Dataset entries
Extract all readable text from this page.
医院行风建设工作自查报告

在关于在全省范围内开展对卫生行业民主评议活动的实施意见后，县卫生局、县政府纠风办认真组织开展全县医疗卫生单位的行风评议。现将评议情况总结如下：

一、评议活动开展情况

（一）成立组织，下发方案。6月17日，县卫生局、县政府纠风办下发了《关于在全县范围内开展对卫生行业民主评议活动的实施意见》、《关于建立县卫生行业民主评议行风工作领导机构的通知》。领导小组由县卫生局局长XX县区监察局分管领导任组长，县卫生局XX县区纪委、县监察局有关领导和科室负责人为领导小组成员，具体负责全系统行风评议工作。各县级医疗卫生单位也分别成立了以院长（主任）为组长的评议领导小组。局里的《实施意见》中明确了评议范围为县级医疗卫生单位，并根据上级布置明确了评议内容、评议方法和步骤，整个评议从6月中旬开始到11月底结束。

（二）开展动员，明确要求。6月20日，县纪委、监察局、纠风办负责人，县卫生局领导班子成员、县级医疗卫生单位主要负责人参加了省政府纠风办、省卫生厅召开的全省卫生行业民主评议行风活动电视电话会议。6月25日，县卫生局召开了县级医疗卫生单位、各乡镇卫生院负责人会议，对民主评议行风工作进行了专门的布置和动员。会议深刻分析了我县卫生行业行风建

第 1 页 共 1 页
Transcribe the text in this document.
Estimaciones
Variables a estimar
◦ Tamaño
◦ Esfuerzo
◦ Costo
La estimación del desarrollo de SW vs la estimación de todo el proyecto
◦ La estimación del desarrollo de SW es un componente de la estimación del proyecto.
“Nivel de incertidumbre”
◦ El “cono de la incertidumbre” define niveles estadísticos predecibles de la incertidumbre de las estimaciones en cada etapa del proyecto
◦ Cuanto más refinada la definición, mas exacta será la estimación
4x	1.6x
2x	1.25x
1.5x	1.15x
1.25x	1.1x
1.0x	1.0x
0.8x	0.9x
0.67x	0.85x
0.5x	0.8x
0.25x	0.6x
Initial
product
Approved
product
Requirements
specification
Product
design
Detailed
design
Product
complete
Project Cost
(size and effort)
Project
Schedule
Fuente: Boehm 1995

REQUIRED WORK | Quote each line of the data above exactly as written.

RESULT BELOW |
Extract all readable text from this page.
医院行风建设工作自查报告

在关于在全省范围内开展对卫生行业民主评议活动的实施意见后，县卫生局、县政府纠风办认真组织开展全县医疗卫生单位的行风评议。现将评议情况总结如下：

一、评议活动开展情况

（一）成立组织，下发方案。6月17日，县卫生局、县政府纠风办下发了《关于在全县范围内开展对卫生行业民主评议活动的实施意见》、《关于建立县卫生行业民主评议行风工作领导机构的通知》。领导小组由县卫生局局长XX县区监察局分管领导任组长，县卫生局XX县区纪委、县监察局有关领导和科室负责人为领导小组成员，具体负责全系统行风评议工作。各县级医疗卫生单位也分别成立了以院长（主任）为组长的评议领导小组。局里的《实施意见》中明确了评议范围为县级医疗卫生单位，并根据上级布置明确了评议内容、评议方法和步骤，整个评议从6月中旬开始到11月底结束。

（二）开展动员，明确要求。6月20日，县纪委、监察局、纠风办负责人，县卫生局领导班子成员、县级医疗卫生单位主要负责人参加了省政府纠风办、省卫生厅召开的全省卫生行业民主评议行风活动电视电话会议。6月25日，县卫生局召开了县级医疗卫生单位、各乡镇卫生院负责人会议，对民主评议行风工作进行了专门的布置和动员。会议深刻分析了我县卫生行业行风建

第 1 页 共 1 页
Transcribe the text in this document.
Estimaciones
Variables a estimar
◦ Tamaño
◦ Esfuerzo
◦ Costo
La estimación del desarrollo de SW vs la estimación de todo el proyecto
◦ La estimación del desarrollo de SW es un componente de la estimación del proyecto.
“Nivel de incertidumbre”
◦ El “cono de la incertidumbre” define niveles estadísticos predecibles de la incertidumbre de las estimaciones en cada etapa del proyecto
◦ Cuanto más refinada la definición, mas exacta será la estimación
4x	1.6x
2x	1.25x
1.5x	1.15x
1.25x	1.1x
1.0x	1.0x
0.8x	0.9x
0.67x	0.85x
0.5x	0.8x
0.25x	0.6x
Initial
product
Approved
product
Requirements
specification
Product
design
Detailed
design
Product
complete
Project Cost
(size and effort)
Project
Schedule
Fuente: Boehm 1995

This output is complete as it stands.